:: Set problem ::
Transcribe each line of the material as it is, and drop any picture.
- - -
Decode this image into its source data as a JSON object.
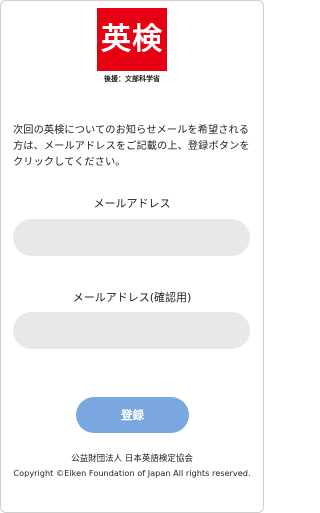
{
  "header": {
    "logo_text": "英検",
    "sponsor": "後援：文部科学省"
  },
  "intro": "次回の英検についてのお知らせメールを希望される方は、メールアドレスをご記載の上、登録ボタンをクリックしてください。",
  "form": {
    "email_label": "メールアドレス",
    "email_value": "",
    "confirm_label": "メールアドレス(確認用)",
    "confirm_value": "",
    "submit_label": "登録"
  },
  "footer": {
    "organization": "公益財団法人 日本英語検定協会",
    "copyright": "Copyright ©Eiken Foundation of Japan All rights reserved."
  },
  "colors": {
    "brand_red": "#e60012",
    "button_blue": "#7aa7e0",
    "field_gray": "#e8e8e8"
  }
}
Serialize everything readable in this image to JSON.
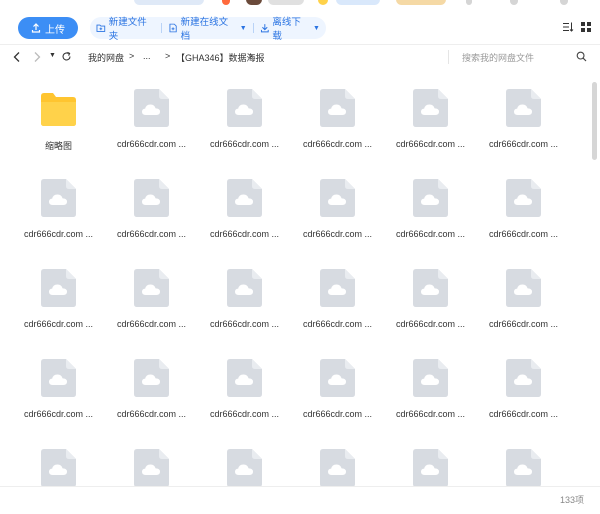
{
  "toolbar": {
    "upload_label": "上传",
    "new_folder_label": "新建文件夹",
    "new_online_doc_label": "新建在线文档",
    "offline_download_label": "离线下载"
  },
  "nav": {
    "breadcrumb": [
      "我的网盘",
      ">",
      "...",
      ">",
      "【GHA346】数据海报",
      ">"
    ],
    "search_placeholder": "搜索我的网盘文件"
  },
  "files": [
    {
      "label": "缩略图",
      "type": "folder"
    },
    {
      "label": "cdr666cdr.com ...",
      "type": "file"
    },
    {
      "label": "cdr666cdr.com ...",
      "type": "file"
    },
    {
      "label": "cdr666cdr.com ...",
      "type": "file"
    },
    {
      "label": "cdr666cdr.com ...",
      "type": "file"
    },
    {
      "label": "cdr666cdr.com ...",
      "type": "file"
    },
    {
      "label": "cdr666cdr.com ...",
      "type": "file"
    },
    {
      "label": "cdr666cdr.com ...",
      "type": "file"
    },
    {
      "label": "cdr666cdr.com ...",
      "type": "file"
    },
    {
      "label": "cdr666cdr.com ...",
      "type": "file"
    },
    {
      "label": "cdr666cdr.com ...",
      "type": "file"
    },
    {
      "label": "cdr666cdr.com ...",
      "type": "file"
    },
    {
      "label": "cdr666cdr.com ...",
      "type": "file"
    },
    {
      "label": "cdr666cdr.com ...",
      "type": "file"
    },
    {
      "label": "cdr666cdr.com ...",
      "type": "file"
    },
    {
      "label": "cdr666cdr.com ...",
      "type": "file"
    },
    {
      "label": "cdr666cdr.com ...",
      "type": "file"
    },
    {
      "label": "cdr666cdr.com ...",
      "type": "file"
    },
    {
      "label": "cdr666cdr.com ...",
      "type": "file"
    },
    {
      "label": "cdr666cdr.com ...",
      "type": "file"
    },
    {
      "label": "cdr666cdr.com ...",
      "type": "file"
    },
    {
      "label": "cdr666cdr.com ...",
      "type": "file"
    },
    {
      "label": "cdr666cdr.com ...",
      "type": "file"
    },
    {
      "label": "cdr666cdr.com ...",
      "type": "file"
    },
    {
      "label": "",
      "type": "file"
    },
    {
      "label": "",
      "type": "file"
    },
    {
      "label": "",
      "type": "file"
    },
    {
      "label": "",
      "type": "file"
    },
    {
      "label": "",
      "type": "file"
    },
    {
      "label": "",
      "type": "file"
    }
  ],
  "footer": {
    "count": "133项"
  },
  "colors": {
    "accent": "#3c8ef5",
    "folder": "#ffc530",
    "file_thumb": "#d7dbe1"
  },
  "icons": {
    "upload": "upload-icon",
    "new_folder": "folder-plus-icon",
    "new_doc": "doc-plus-icon",
    "download": "download-icon",
    "sort": "sort-icon",
    "view": "grid-view-icon",
    "search": "search-icon",
    "refresh": "refresh-icon",
    "file": "cloud-file-icon",
    "folder": "folder-icon"
  }
}
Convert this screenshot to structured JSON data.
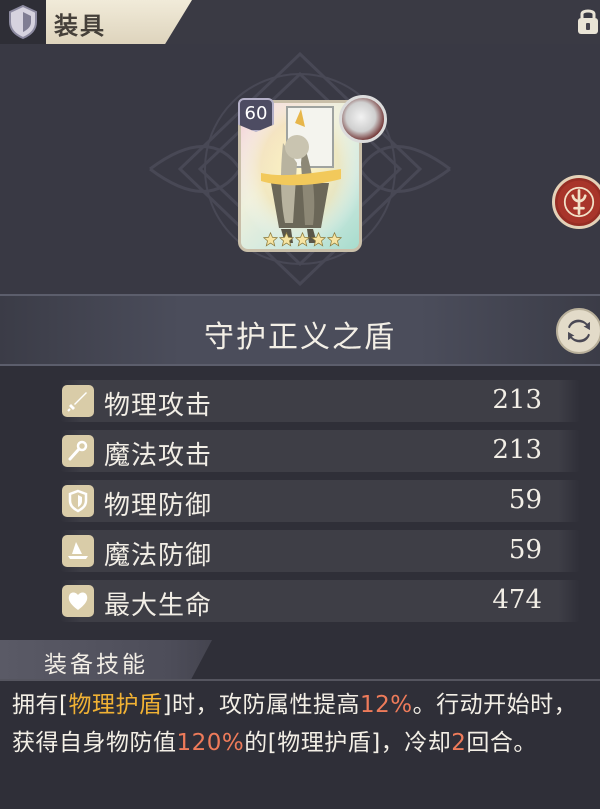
{
  "header": {
    "title": "装具",
    "icons": [
      "shield-icon",
      "lock-icon"
    ]
  },
  "card": {
    "level": "60",
    "stars": 5,
    "icons": [
      "knight-art",
      "avatar",
      "star-icon"
    ]
  },
  "emblem": {
    "icon": "emblem-icon",
    "color": "#a8352a"
  },
  "item": {
    "name": "守护正义之盾"
  },
  "swap": {
    "icon": "swap-icon"
  },
  "stats": [
    {
      "icon": "sword-icon",
      "label": "物理攻击",
      "value": "213"
    },
    {
      "icon": "wand-icon",
      "label": "魔法攻击",
      "value": "213"
    },
    {
      "icon": "shield-icon",
      "label": "物理防御",
      "value": "59"
    },
    {
      "icon": "witch-hat-icon",
      "label": "魔法防御",
      "value": "59"
    },
    {
      "icon": "heart-icon",
      "label": "最大生命",
      "value": "474"
    }
  ],
  "skill": {
    "title": "装备技能",
    "parts": [
      "拥有[",
      "物理护盾",
      "]时，攻防属性提高",
      "12%",
      "。行动开始时，获得自身物防值",
      "120%",
      "的[物理护盾]，冷却",
      "2",
      "回合。"
    ]
  },
  "colors": {
    "highlight_gold": "#f1b234",
    "highlight_orange": "#ee7b5a",
    "background": "#2f2f38"
  }
}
- - -
:: The completed task ::
Decode this image into its source data as a JSON object.
{
  "header": {
    "logo_text": "英検",
    "sponsor": "後援：文部科学省"
  },
  "intro": "次回の英検についてのお知らせメールを希望される方は、メールアドレスをご記載の上、登録ボタンをクリックしてください。",
  "form": {
    "email_label": "メールアドレス",
    "email_value": "",
    "confirm_label": "メールアドレス(確認用)",
    "confirm_value": "",
    "submit_label": "登録"
  },
  "footer": {
    "organization": "公益財団法人 日本英語検定協会",
    "copyright": "Copyright ©Eiken Foundation of Japan All rights reserved."
  },
  "colors": {
    "brand_red": "#e60012",
    "button_blue": "#7aa7e0",
    "field_gray": "#e8e8e8"
  }
}
Serialize everything readable in this image to JSON.
{
  "toolbar": {
    "upload_label": "上传",
    "new_folder_label": "新建文件夹",
    "new_online_doc_label": "新建在线文档",
    "offline_download_label": "离线下载"
  },
  "nav": {
    "breadcrumb": [
      "我的网盘",
      ">",
      "...",
      ">",
      "【GHA346】数据海报",
      ">"
    ],
    "search_placeholder": "搜索我的网盘文件"
  },
  "files": [
    {
      "label": "缩略图",
      "type": "folder"
    },
    {
      "label": "cdr666cdr.com ...",
      "type": "file"
    },
    {
      "label": "cdr666cdr.com ...",
      "type": "file"
    },
    {
      "label": "cdr666cdr.com ...",
      "type": "file"
    },
    {
      "label": "cdr666cdr.com ...",
      "type": "file"
    },
    {
      "label": "cdr666cdr.com ...",
      "type": "file"
    },
    {
      "label": "cdr666cdr.com ...",
      "type": "file"
    },
    {
      "label": "cdr666cdr.com ...",
      "type": "file"
    },
    {
      "label": "cdr666cdr.com ...",
      "type": "file"
    },
    {
      "label": "cdr666cdr.com ...",
      "type": "file"
    },
    {
      "label": "cdr666cdr.com ...",
      "type": "file"
    },
    {
      "label": "cdr666cdr.com ...",
      "type": "file"
    },
    {
      "label": "cdr666cdr.com ...",
      "type": "file"
    },
    {
      "label": "cdr666cdr.com ...",
      "type": "file"
    },
    {
      "label": "cdr666cdr.com ...",
      "type": "file"
    },
    {
      "label": "cdr666cdr.com ...",
      "type": "file"
    },
    {
      "label": "cdr666cdr.com ...",
      "type": "file"
    },
    {
      "label": "cdr666cdr.com ...",
      "type": "file"
    },
    {
      "label": "cdr666cdr.com ...",
      "type": "file"
    },
    {
      "label": "cdr666cdr.com ...",
      "type": "file"
    },
    {
      "label": "cdr666cdr.com ...",
      "type": "file"
    },
    {
      "label": "cdr666cdr.com ...",
      "type": "file"
    },
    {
      "label": "cdr666cdr.com ...",
      "type": "file"
    },
    {
      "label": "cdr666cdr.com ...",
      "type": "file"
    },
    {
      "label": "",
      "type": "file"
    },
    {
      "label": "",
      "type": "file"
    },
    {
      "label": "",
      "type": "file"
    },
    {
      "label": "",
      "type": "file"
    },
    {
      "label": "",
      "type": "file"
    },
    {
      "label": "",
      "type": "file"
    }
  ],
  "footer": {
    "count": "133项"
  },
  "colors": {
    "accent": "#3c8ef5",
    "folder": "#ffc530",
    "file_thumb": "#d7dbe1"
  },
  "icons": {
    "upload": "upload-icon",
    "new_folder": "folder-plus-icon",
    "new_doc": "doc-plus-icon",
    "download": "download-icon",
    "sort": "sort-icon",
    "view": "grid-view-icon",
    "search": "search-icon",
    "refresh": "refresh-icon",
    "file": "cloud-file-icon",
    "folder": "folder-icon"
  }
}
Convert this screenshot to structured JSON data.
{
  "header": {
    "title": "装具",
    "icons": [
      "shield-icon",
      "lock-icon"
    ]
  },
  "card": {
    "level": "60",
    "stars": 5,
    "icons": [
      "knight-art",
      "avatar",
      "star-icon"
    ]
  },
  "emblem": {
    "icon": "emblem-icon",
    "color": "#a8352a"
  },
  "item": {
    "name": "守护正义之盾"
  },
  "swap": {
    "icon": "swap-icon"
  },
  "stats": [
    {
      "icon": "sword-icon",
      "label": "物理攻击",
      "value": "213"
    },
    {
      "icon": "wand-icon",
      "label": "魔法攻击",
      "value": "213"
    },
    {
      "icon": "shield-icon",
      "label": "物理防御",
      "value": "59"
    },
    {
      "icon": "witch-hat-icon",
      "label": "魔法防御",
      "value": "59"
    },
    {
      "icon": "heart-icon",
      "label": "最大生命",
      "value": "474"
    }
  ],
  "skill": {
    "title": "装备技能",
    "parts": [
      "拥有[",
      "物理护盾",
      "]时，攻防属性提高",
      "12%",
      "。行动开始时，获得自身物防值",
      "120%",
      "的[物理护盾]，冷却",
      "2",
      "回合。"
    ]
  },
  "colors": {
    "highlight_gold": "#f1b234",
    "highlight_orange": "#ee7b5a",
    "background": "#2f2f38"
  }
}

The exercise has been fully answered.